=== Prompt ===
Wherever the word "this" turns up in a line of the entries, copy that line.

Records:

##########

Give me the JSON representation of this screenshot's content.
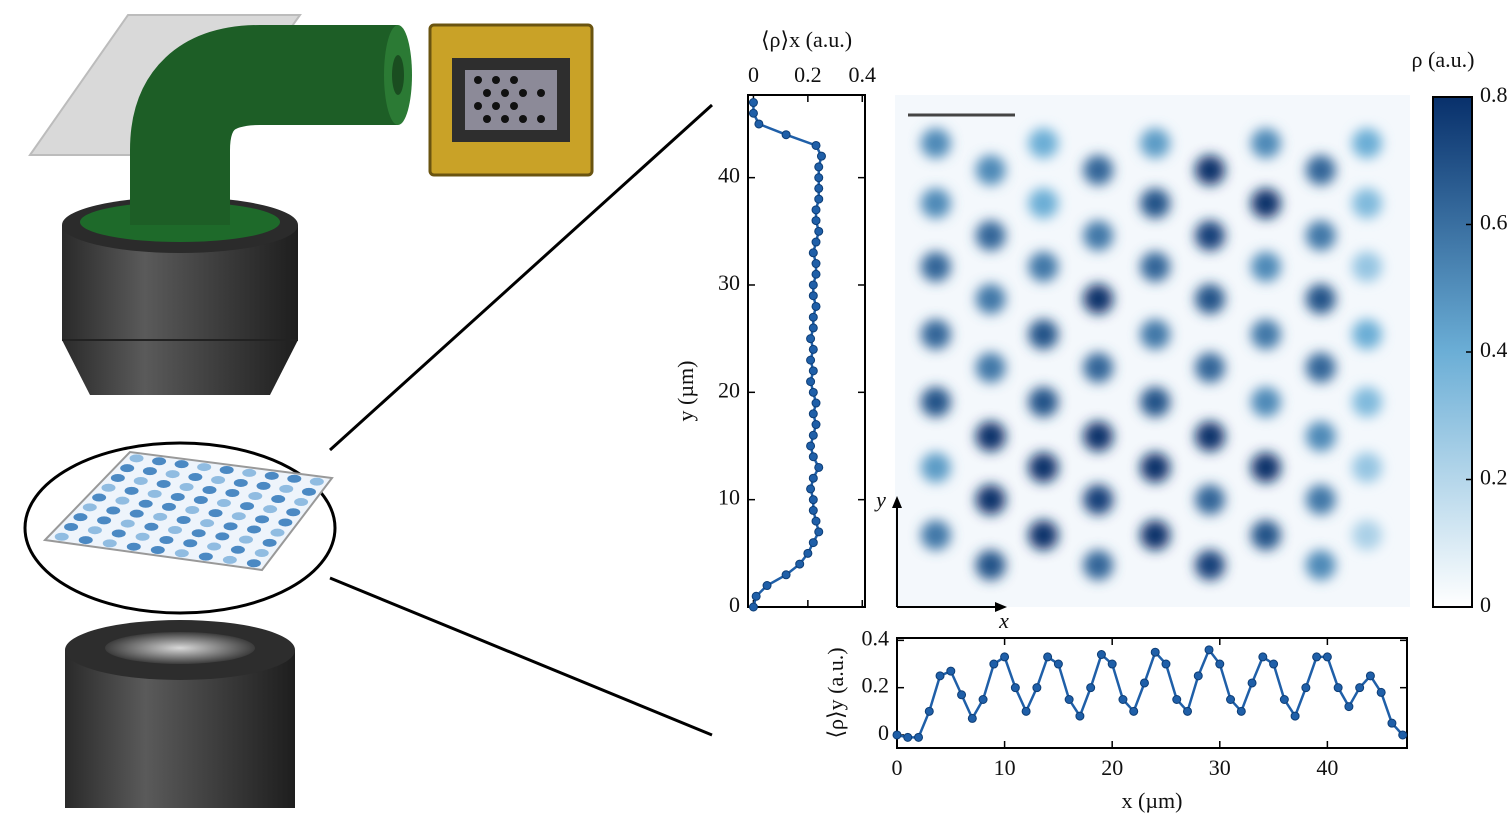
{
  "chart_data": [
    {
      "type": "line",
      "orientation": "vertical",
      "xlabel": "⟨ρ⟩x (a.u.)",
      "ylabel": "y (µm)",
      "y": [
        0,
        1,
        2,
        3,
        4,
        5,
        6,
        7,
        8,
        9,
        10,
        11,
        12,
        13,
        14,
        15,
        16,
        17,
        18,
        19,
        20,
        21,
        22,
        23,
        24,
        25,
        26,
        27,
        28,
        29,
        30,
        31,
        32,
        33,
        34,
        35,
        36,
        37,
        38,
        39,
        40,
        41,
        42,
        43,
        44,
        45,
        46,
        47
      ],
      "values": [
        0.0,
        0.01,
        0.05,
        0.12,
        0.17,
        0.2,
        0.22,
        0.24,
        0.23,
        0.22,
        0.22,
        0.21,
        0.22,
        0.24,
        0.22,
        0.21,
        0.22,
        0.23,
        0.22,
        0.23,
        0.22,
        0.21,
        0.22,
        0.21,
        0.22,
        0.21,
        0.22,
        0.22,
        0.23,
        0.22,
        0.22,
        0.23,
        0.23,
        0.22,
        0.23,
        0.24,
        0.23,
        0.23,
        0.24,
        0.24,
        0.24,
        0.24,
        0.25,
        0.23,
        0.12,
        0.02,
        0.0,
        0.0
      ],
      "color": "#1f5fa8",
      "xlim": [
        -0.02,
        0.41
      ],
      "xticks": [
        0,
        0.2,
        0.4
      ],
      "ylim": [
        0,
        47.7
      ],
      "yticks": [
        0,
        10,
        20,
        30,
        40
      ]
    },
    {
      "type": "heatmap",
      "axis_labels": [
        "x",
        "y"
      ],
      "x": [
        3.8,
        3.8,
        3.8,
        3.8,
        3.8,
        3.8,
        3.8,
        8.9,
        8.9,
        8.9,
        8.9,
        8.9,
        8.9,
        8.9,
        13.8,
        13.8,
        13.8,
        13.8,
        13.8,
        13.8,
        13.8,
        18.9,
        18.9,
        18.9,
        18.9,
        18.9,
        18.9,
        18.9,
        24.2,
        24.2,
        24.2,
        24.2,
        24.2,
        24.2,
        24.2,
        29.3,
        29.3,
        29.3,
        29.3,
        29.3,
        29.3,
        29.3,
        34.5,
        34.5,
        34.5,
        34.5,
        34.5,
        34.5,
        34.5,
        39.6,
        39.6,
        39.6,
        39.6,
        39.6,
        39.6,
        39.6,
        43.9,
        43.9,
        43.9,
        43.9,
        43.9,
        43.9,
        43.9
      ],
      "y": [
        43.2,
        37.6,
        31.7,
        25.4,
        19.1,
        13,
        6.7,
        40.7,
        34.6,
        28.7,
        22.3,
        15.9,
        10,
        3.9,
        43.2,
        37.6,
        31.7,
        25.4,
        19.1,
        13,
        6.7,
        40.7,
        34.6,
        28.7,
        22.3,
        15.9,
        10,
        3.9,
        43.2,
        37.6,
        31.7,
        25.4,
        19.1,
        13,
        6.7,
        40.7,
        34.6,
        28.7,
        22.3,
        15.9,
        10,
        3.9,
        43.2,
        37.6,
        31.7,
        25.4,
        19.1,
        13,
        6.7,
        40.7,
        34.6,
        28.7,
        22.3,
        15.9,
        10,
        3.9,
        43.2,
        37.6,
        31.7,
        25.4,
        19.1,
        13,
        6.7
      ],
      "values": [
        0.45,
        0.45,
        0.55,
        0.55,
        0.6,
        0.4,
        0.5,
        0.45,
        0.55,
        0.5,
        0.5,
        0.7,
        0.75,
        0.6,
        0.35,
        0.35,
        0.5,
        0.6,
        0.6,
        0.7,
        0.7,
        0.55,
        0.5,
        0.7,
        0.55,
        0.7,
        0.65,
        0.55,
        0.4,
        0.6,
        0.55,
        0.5,
        0.6,
        0.75,
        0.75,
        0.75,
        0.65,
        0.6,
        0.55,
        0.75,
        0.55,
        0.65,
        0.45,
        0.7,
        0.45,
        0.5,
        0.45,
        0.75,
        0.6,
        0.55,
        0.5,
        0.6,
        0.55,
        0.45,
        0.5,
        0.45,
        0.35,
        0.3,
        0.25,
        0.35,
        0.3,
        0.25,
        0.2
      ],
      "xlim": [
        0,
        47.9
      ],
      "ylim": [
        0,
        47.7
      ],
      "colormap": [
        "#ffffff",
        "#6baed6",
        "#08306b"
      ],
      "zlim": [
        0,
        0.8
      ],
      "zticks": [
        0,
        0.2,
        0.4,
        0.6,
        0.8
      ],
      "zlabel": "ρ (a.u.)"
    },
    {
      "type": "line",
      "orientation": "horizontal",
      "xlabel": "x (µm)",
      "ylabel": "⟨ρ⟩y (a.u.)",
      "x": [
        0,
        1,
        2,
        3,
        4,
        5,
        6,
        7,
        8,
        9,
        10,
        11,
        12,
        13,
        14,
        15,
        16,
        17,
        18,
        19,
        20,
        21,
        22,
        23,
        24,
        25,
        26,
        27,
        28,
        29,
        30,
        31,
        32,
        33,
        34,
        35,
        36,
        37,
        38,
        39,
        40,
        41,
        42,
        43,
        44,
        45,
        46,
        47
      ],
      "values": [
        0.0,
        -0.01,
        -0.01,
        0.1,
        0.25,
        0.27,
        0.17,
        0.07,
        0.15,
        0.3,
        0.33,
        0.2,
        0.1,
        0.2,
        0.33,
        0.3,
        0.15,
        0.08,
        0.2,
        0.34,
        0.3,
        0.15,
        0.1,
        0.22,
        0.35,
        0.3,
        0.15,
        0.1,
        0.25,
        0.36,
        0.3,
        0.15,
        0.1,
        0.22,
        0.33,
        0.3,
        0.15,
        0.08,
        0.2,
        0.33,
        0.33,
        0.2,
        0.12,
        0.2,
        0.25,
        0.18,
        0.05,
        0.0
      ],
      "color": "#1f5fa8",
      "xlim": [
        0,
        47.4
      ],
      "xticks": [
        0,
        10,
        20,
        30,
        40
      ],
      "ylim": [
        -0.055,
        0.41
      ],
      "yticks": [
        0,
        0.2,
        0.4
      ]
    }
  ]
}
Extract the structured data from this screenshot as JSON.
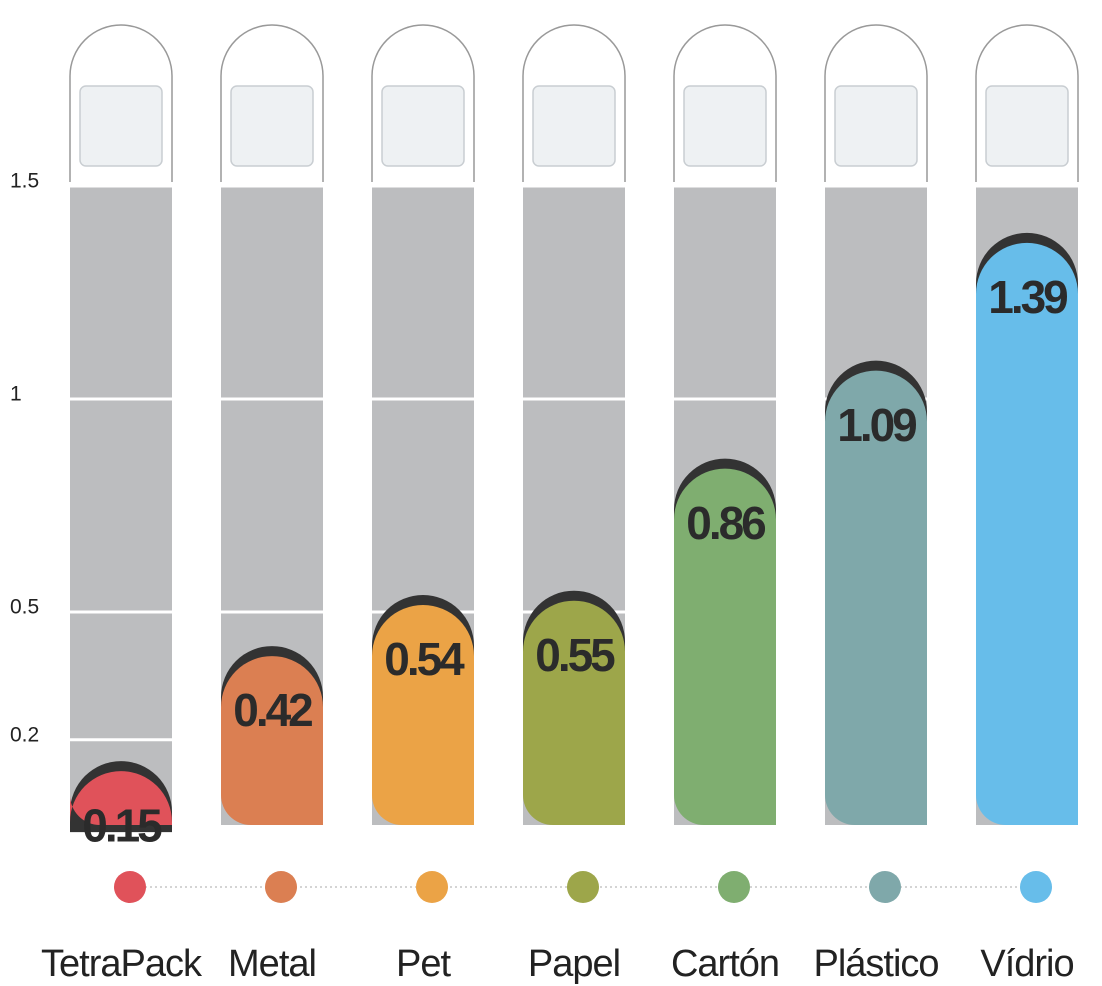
{
  "chart_data": {
    "type": "bar",
    "categories": [
      "TetraPack",
      "Metal",
      "Pet",
      "Papel",
      "Cartón",
      "Plástico",
      "Vídrio"
    ],
    "values": [
      0.15,
      0.42,
      0.54,
      0.55,
      0.86,
      1.09,
      1.39
    ],
    "colors": [
      "#e0525a",
      "#db7f52",
      "#eba346",
      "#9da64a",
      "#7fae70",
      "#7fa8aa",
      "#67bdea"
    ],
    "ylim": [
      0,
      1.5
    ],
    "yticks": [
      0.2,
      0.5,
      1,
      1.5
    ],
    "grid": true
  }
}
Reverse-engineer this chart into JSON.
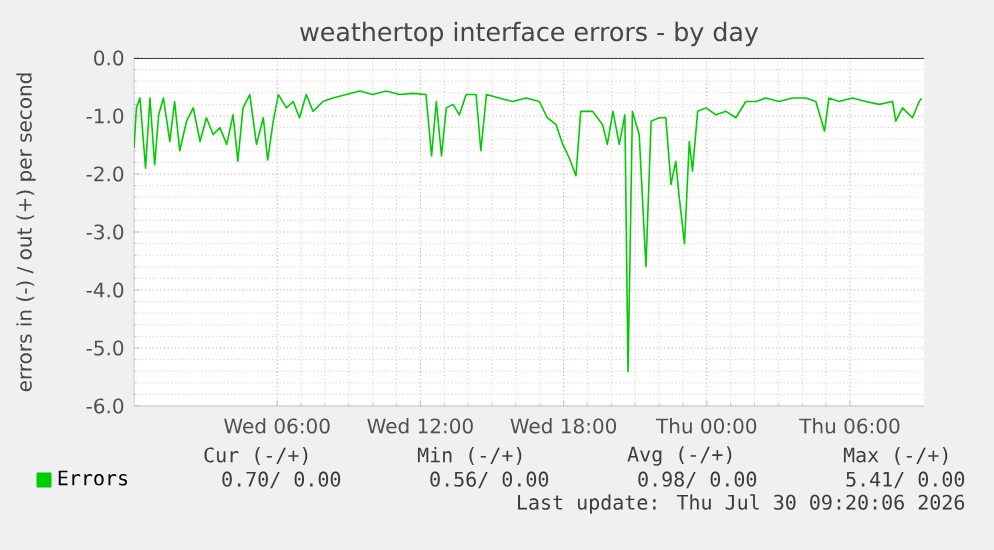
{
  "chart_data": {
    "type": "line",
    "title": "weathertop interface errors - by day",
    "ylabel": "errors in (-) / out (+) per second",
    "x": [
      "2026-07-29T00:00",
      "2026-07-29T00:06",
      "2026-07-29T00:15",
      "2026-07-29T00:29",
      "2026-07-29T00:40",
      "2026-07-29T00:52",
      "2026-07-29T01:02",
      "2026-07-29T01:14",
      "2026-07-29T01:30",
      "2026-07-29T01:42",
      "2026-07-29T01:55",
      "2026-07-29T02:12",
      "2026-07-29T02:29",
      "2026-07-29T02:46",
      "2026-07-29T03:02",
      "2026-07-29T03:19",
      "2026-07-29T03:36",
      "2026-07-29T03:53",
      "2026-07-29T04:09",
      "2026-07-29T04:21",
      "2026-07-29T04:34",
      "2026-07-29T04:51",
      "2026-07-29T05:08",
      "2026-07-29T05:25",
      "2026-07-29T05:36",
      "2026-07-29T05:50",
      "2026-07-29T06:03",
      "2026-07-29T06:23",
      "2026-07-29T06:40",
      "2026-07-29T06:56",
      "2026-07-29T07:13",
      "2026-07-29T07:30",
      "2026-07-29T07:55",
      "2026-07-29T08:20",
      "2026-07-29T08:54",
      "2026-07-29T09:27",
      "2026-07-29T10:00",
      "2026-07-29T10:34",
      "2026-07-29T11:08",
      "2026-07-29T11:41",
      "2026-07-29T12:14",
      "2026-07-29T12:28",
      "2026-07-29T12:40",
      "2026-07-29T12:53",
      "2026-07-29T13:05",
      "2026-07-29T13:22",
      "2026-07-29T13:38",
      "2026-07-29T13:55",
      "2026-07-29T14:20",
      "2026-07-29T14:32",
      "2026-07-29T14:46",
      "2026-07-29T15:18",
      "2026-07-29T15:52",
      "2026-07-29T16:26",
      "2026-07-29T16:59",
      "2026-07-29T17:19",
      "2026-07-29T17:41",
      "2026-07-29T17:58",
      "2026-07-29T18:14",
      "2026-07-29T18:31",
      "2026-07-29T18:43",
      "2026-07-29T19:13",
      "2026-07-29T19:38",
      "2026-07-29T19:50",
      "2026-07-29T20:04",
      "2026-07-29T20:20",
      "2026-07-29T20:34",
      "2026-07-29T20:42",
      "2026-07-29T20:53",
      "2026-07-29T21:10",
      "2026-07-29T21:27",
      "2026-07-29T21:40",
      "2026-07-29T22:00",
      "2026-07-29T22:17",
      "2026-07-29T22:30",
      "2026-07-29T22:42",
      "2026-07-29T22:50",
      "2026-07-29T23:04",
      "2026-07-29T23:16",
      "2026-07-29T23:24",
      "2026-07-29T23:37",
      "2026-07-29T23:58",
      "2026-07-30T00:23",
      "2026-07-30T00:48",
      "2026-07-30T01:13",
      "2026-07-30T01:38",
      "2026-07-30T02:04",
      "2026-07-30T02:28",
      "2026-07-30T03:02",
      "2026-07-30T03:35",
      "2026-07-30T04:09",
      "2026-07-30T04:34",
      "2026-07-30T04:56",
      "2026-07-30T05:07",
      "2026-07-30T05:32",
      "2026-07-30T06:06",
      "2026-07-30T06:40",
      "2026-07-30T07:13",
      "2026-07-30T07:47",
      "2026-07-30T07:55",
      "2026-07-30T08:12",
      "2026-07-30T08:37",
      "2026-07-30T08:54",
      "2026-07-30T09:00"
    ],
    "series": [
      {
        "name": "Errors",
        "color": "#00cc00",
        "values": [
          -1.55,
          -0.86,
          -0.69,
          -1.9,
          -0.69,
          -1.84,
          -0.98,
          -0.69,
          -1.44,
          -0.75,
          -1.6,
          -1.09,
          -0.86,
          -1.44,
          -1.03,
          -1.32,
          -1.2,
          -1.49,
          -0.98,
          -1.78,
          -0.86,
          -0.63,
          -1.49,
          -1.03,
          -1.76,
          -1.09,
          -0.63,
          -0.86,
          -0.75,
          -1.03,
          -0.63,
          -0.92,
          -0.75,
          -0.69,
          -0.63,
          -0.57,
          -0.63,
          -0.57,
          -0.63,
          -0.61,
          -0.63,
          -1.69,
          -0.75,
          -1.69,
          -0.86,
          -0.8,
          -0.98,
          -0.63,
          -0.63,
          -1.6,
          -0.63,
          -0.69,
          -0.75,
          -0.69,
          -0.75,
          -1.03,
          -1.15,
          -1.49,
          -1.72,
          -2.03,
          -0.92,
          -0.92,
          -1.15,
          -1.49,
          -0.92,
          -1.49,
          -0.98,
          -5.41,
          -0.92,
          -1.32,
          -3.6,
          -1.09,
          -1.03,
          -1.03,
          -2.18,
          -1.78,
          -2.36,
          -3.2,
          -1.44,
          -1.95,
          -0.92,
          -0.86,
          -0.98,
          -0.92,
          -1.03,
          -0.75,
          -0.75,
          -0.69,
          -0.75,
          -0.69,
          -0.69,
          -0.75,
          -1.26,
          -0.69,
          -0.75,
          -0.69,
          -0.75,
          -0.8,
          -0.75,
          -1.09,
          -0.86,
          -1.03,
          -0.75,
          -0.7
        ]
      }
    ],
    "xlim": [
      "2026-07-29T00:00",
      "2026-07-30T09:06"
    ],
    "xticks": [
      {
        "value": "2026-07-29T06:00",
        "label": "Wed 06:00"
      },
      {
        "value": "2026-07-29T12:00",
        "label": "Wed 12:00"
      },
      {
        "value": "2026-07-29T18:00",
        "label": "Wed 18:00"
      },
      {
        "value": "2026-07-30T00:00",
        "label": "Thu 00:00"
      },
      {
        "value": "2026-07-30T06:00",
        "label": "Thu 06:00"
      }
    ],
    "ylim": [
      -6,
      0
    ],
    "yticks": [
      {
        "value": -6,
        "label": "-6.0"
      },
      {
        "value": -5,
        "label": "-5.0"
      },
      {
        "value": -4,
        "label": "-4.0"
      },
      {
        "value": -3,
        "label": "-3.0"
      },
      {
        "value": -2,
        "label": "-2.0"
      },
      {
        "value": -1,
        "label": "-1.0"
      },
      {
        "value": 0,
        "label": "0.0"
      }
    ],
    "grid": true,
    "legend": "bottom",
    "annotations": [
      "Cur (-/+)",
      "Min (-/+)",
      "Avg (-/+)",
      "Max (-/+)",
      "0.70/   0.00",
      "0.56/   0.00",
      "0.98/   0.00",
      "5.41/   0.00",
      "Last update: Thu Jul 30 09:20:06 2026"
    ]
  }
}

##########

=== In response ===
Give me the JSON representation of this screenshot's content.
Extract the structured data from this screenshot as JSON.
Reverse-engineer this chart into JSON.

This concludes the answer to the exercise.